THE REQUEST: Check each line for the string "JSON", then give only how many lines have it.

DATA FOR THE TASK:

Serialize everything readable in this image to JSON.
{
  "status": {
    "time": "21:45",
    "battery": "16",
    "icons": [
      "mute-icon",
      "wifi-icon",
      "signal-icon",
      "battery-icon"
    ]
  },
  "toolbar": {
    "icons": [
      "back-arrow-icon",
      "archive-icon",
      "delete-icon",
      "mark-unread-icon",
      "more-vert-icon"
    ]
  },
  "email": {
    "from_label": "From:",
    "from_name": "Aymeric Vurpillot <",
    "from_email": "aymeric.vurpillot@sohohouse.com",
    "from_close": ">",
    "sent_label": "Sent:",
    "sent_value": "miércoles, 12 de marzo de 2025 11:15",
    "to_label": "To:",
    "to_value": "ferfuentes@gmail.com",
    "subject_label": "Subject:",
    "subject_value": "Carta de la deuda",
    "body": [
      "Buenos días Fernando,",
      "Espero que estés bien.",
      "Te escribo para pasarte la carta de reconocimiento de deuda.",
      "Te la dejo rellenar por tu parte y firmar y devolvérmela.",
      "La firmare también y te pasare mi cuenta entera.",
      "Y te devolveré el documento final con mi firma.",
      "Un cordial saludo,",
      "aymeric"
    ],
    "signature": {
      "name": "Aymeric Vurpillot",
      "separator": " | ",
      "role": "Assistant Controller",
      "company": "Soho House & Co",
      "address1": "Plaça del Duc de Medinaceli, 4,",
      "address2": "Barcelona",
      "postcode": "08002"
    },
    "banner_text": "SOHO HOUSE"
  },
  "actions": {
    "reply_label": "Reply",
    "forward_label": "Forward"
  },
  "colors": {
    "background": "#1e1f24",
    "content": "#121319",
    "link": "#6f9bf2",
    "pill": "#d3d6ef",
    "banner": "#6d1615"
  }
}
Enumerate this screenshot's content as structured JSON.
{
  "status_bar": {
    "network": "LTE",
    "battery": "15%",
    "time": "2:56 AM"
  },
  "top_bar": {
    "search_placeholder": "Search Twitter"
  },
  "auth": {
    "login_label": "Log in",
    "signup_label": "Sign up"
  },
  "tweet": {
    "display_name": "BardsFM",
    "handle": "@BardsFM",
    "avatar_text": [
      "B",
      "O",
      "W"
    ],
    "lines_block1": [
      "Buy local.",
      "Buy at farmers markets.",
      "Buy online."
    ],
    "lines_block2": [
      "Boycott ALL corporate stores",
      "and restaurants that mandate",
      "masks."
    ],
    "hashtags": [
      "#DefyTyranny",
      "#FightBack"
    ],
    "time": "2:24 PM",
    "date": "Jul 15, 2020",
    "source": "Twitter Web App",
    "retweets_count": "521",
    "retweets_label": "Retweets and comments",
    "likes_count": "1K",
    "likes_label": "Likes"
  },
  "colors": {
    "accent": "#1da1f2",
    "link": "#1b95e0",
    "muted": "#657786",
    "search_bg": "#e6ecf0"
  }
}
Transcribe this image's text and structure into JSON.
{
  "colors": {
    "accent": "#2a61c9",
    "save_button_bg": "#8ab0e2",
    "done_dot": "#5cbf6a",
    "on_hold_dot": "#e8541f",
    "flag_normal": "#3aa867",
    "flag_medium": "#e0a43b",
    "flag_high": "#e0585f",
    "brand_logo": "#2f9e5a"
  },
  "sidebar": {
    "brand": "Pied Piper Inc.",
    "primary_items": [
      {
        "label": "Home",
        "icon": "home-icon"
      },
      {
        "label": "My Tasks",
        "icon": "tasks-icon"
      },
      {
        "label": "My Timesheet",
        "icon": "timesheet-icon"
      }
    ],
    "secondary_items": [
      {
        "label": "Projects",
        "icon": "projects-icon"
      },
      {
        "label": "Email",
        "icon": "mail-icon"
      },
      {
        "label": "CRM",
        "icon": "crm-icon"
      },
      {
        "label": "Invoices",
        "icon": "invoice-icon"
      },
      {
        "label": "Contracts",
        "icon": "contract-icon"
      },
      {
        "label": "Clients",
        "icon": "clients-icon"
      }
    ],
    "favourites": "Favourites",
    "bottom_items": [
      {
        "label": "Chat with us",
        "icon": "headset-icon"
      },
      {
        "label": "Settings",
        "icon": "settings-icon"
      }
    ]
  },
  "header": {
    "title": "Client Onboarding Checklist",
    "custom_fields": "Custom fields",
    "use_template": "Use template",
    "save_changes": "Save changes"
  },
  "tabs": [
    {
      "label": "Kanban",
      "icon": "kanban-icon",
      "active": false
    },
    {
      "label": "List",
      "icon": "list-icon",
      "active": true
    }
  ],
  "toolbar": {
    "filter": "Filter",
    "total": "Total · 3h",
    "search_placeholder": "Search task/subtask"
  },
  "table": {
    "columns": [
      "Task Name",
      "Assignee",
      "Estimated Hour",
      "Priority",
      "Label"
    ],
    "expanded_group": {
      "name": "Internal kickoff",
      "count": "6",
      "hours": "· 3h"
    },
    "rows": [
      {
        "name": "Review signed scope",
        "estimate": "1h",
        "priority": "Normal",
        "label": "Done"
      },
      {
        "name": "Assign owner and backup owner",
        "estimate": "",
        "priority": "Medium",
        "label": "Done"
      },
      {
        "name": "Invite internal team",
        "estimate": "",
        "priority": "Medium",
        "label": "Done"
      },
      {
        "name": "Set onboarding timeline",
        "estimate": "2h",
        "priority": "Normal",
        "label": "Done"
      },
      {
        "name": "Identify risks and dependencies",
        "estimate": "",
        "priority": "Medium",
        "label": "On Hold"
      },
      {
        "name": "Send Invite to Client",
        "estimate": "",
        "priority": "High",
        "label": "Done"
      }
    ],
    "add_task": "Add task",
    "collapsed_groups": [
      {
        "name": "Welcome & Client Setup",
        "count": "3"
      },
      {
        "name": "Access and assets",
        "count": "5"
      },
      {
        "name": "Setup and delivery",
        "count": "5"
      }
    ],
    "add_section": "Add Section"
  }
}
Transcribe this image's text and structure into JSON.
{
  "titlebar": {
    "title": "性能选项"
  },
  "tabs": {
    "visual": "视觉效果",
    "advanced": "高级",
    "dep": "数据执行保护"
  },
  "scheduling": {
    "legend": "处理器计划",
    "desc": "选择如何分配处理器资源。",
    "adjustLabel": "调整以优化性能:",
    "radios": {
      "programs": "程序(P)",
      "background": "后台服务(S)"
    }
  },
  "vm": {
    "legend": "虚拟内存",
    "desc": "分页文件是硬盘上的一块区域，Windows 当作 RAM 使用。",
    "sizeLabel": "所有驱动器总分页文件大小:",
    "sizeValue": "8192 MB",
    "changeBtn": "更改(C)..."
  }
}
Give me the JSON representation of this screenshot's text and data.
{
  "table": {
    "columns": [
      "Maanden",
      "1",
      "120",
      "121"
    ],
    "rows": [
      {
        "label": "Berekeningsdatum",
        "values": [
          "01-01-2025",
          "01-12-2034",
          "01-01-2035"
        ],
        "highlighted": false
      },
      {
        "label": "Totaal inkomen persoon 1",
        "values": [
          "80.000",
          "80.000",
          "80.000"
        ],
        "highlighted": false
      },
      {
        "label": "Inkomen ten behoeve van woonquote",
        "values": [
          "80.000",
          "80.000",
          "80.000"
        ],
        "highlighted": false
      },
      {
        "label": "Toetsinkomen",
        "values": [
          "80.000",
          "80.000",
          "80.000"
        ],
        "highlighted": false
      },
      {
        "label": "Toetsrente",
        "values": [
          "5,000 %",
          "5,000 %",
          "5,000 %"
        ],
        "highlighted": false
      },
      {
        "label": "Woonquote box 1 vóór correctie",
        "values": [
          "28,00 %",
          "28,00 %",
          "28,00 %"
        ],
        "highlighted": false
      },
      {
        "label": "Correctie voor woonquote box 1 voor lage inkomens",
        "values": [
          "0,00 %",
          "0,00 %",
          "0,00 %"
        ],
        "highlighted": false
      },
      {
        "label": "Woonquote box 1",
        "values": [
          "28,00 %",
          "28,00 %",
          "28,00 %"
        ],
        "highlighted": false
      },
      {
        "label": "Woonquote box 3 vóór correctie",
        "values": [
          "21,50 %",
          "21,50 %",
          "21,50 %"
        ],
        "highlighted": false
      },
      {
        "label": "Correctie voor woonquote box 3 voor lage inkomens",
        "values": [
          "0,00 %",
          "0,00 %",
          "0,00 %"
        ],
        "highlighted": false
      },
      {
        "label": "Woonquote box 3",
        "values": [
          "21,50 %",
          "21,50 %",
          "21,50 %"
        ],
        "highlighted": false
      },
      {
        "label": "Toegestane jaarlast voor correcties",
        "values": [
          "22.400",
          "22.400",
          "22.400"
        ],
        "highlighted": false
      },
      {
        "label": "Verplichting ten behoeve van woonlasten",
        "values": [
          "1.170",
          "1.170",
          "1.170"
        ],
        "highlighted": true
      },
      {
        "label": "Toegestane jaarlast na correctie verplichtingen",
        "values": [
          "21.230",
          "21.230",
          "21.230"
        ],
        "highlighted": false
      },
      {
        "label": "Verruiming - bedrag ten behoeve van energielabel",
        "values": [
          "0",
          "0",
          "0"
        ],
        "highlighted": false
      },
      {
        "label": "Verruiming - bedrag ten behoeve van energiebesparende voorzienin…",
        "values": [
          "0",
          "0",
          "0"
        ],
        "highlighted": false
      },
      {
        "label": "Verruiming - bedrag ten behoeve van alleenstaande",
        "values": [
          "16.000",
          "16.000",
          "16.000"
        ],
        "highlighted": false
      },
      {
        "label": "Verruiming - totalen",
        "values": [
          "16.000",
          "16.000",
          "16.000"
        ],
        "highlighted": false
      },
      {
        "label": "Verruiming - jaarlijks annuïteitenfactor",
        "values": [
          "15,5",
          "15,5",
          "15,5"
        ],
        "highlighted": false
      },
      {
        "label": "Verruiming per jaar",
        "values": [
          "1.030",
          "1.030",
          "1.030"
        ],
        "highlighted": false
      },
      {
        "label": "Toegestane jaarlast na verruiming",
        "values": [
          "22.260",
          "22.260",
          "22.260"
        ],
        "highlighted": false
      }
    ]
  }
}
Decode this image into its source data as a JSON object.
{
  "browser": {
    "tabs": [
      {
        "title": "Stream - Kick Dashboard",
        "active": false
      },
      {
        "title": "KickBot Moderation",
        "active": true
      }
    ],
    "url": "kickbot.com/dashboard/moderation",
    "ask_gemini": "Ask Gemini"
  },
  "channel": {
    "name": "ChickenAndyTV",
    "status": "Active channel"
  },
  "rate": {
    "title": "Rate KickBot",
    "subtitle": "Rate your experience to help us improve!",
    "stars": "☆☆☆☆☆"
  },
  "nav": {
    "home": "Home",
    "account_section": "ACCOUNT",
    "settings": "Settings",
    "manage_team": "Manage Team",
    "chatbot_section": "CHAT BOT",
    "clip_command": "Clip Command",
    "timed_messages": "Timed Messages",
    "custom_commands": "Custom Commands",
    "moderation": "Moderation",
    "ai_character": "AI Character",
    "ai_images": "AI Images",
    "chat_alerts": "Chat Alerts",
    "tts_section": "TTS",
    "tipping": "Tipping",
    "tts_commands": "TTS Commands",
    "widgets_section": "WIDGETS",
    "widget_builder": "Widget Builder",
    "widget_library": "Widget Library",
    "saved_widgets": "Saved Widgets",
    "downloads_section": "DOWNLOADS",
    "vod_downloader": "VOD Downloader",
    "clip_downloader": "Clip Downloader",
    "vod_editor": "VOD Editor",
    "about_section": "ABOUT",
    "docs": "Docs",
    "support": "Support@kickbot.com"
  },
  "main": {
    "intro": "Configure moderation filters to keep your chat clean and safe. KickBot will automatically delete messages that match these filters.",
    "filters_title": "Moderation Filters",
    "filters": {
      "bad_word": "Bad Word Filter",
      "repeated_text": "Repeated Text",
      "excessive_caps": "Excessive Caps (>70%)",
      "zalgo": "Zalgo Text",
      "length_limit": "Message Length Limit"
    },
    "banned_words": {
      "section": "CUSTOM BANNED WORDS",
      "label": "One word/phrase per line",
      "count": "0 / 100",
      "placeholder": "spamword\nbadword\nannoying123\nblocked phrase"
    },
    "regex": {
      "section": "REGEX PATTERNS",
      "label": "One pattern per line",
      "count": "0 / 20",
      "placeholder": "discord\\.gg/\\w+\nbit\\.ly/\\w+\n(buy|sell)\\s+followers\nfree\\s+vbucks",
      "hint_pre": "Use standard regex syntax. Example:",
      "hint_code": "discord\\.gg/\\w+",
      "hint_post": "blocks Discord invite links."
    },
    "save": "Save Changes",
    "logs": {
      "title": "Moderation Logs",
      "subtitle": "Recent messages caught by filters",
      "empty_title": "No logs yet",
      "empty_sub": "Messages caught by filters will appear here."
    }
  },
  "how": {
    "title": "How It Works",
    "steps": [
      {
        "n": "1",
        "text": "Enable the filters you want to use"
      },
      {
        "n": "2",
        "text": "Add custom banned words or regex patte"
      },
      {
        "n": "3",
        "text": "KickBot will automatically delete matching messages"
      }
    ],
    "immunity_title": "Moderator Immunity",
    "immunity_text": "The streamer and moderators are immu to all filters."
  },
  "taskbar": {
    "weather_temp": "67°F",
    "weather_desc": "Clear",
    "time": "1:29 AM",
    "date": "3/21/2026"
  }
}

OUTPUT OF THE EXERCISE: 6